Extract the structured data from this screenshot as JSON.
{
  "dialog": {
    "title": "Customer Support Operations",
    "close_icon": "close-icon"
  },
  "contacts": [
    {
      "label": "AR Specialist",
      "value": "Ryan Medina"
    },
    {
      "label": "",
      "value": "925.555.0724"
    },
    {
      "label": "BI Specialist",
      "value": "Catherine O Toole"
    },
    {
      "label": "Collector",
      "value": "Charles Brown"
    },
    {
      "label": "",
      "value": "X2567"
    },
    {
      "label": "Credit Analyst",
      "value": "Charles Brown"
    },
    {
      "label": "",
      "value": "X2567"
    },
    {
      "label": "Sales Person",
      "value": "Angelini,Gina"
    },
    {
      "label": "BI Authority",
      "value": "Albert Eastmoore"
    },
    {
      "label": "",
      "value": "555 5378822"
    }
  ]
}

================================

Requirement :: Go through the records. Copy each line where "Specialist" appears.

Written answer ::
      "label": "AR Specialist",
      "label": "BI Specialist",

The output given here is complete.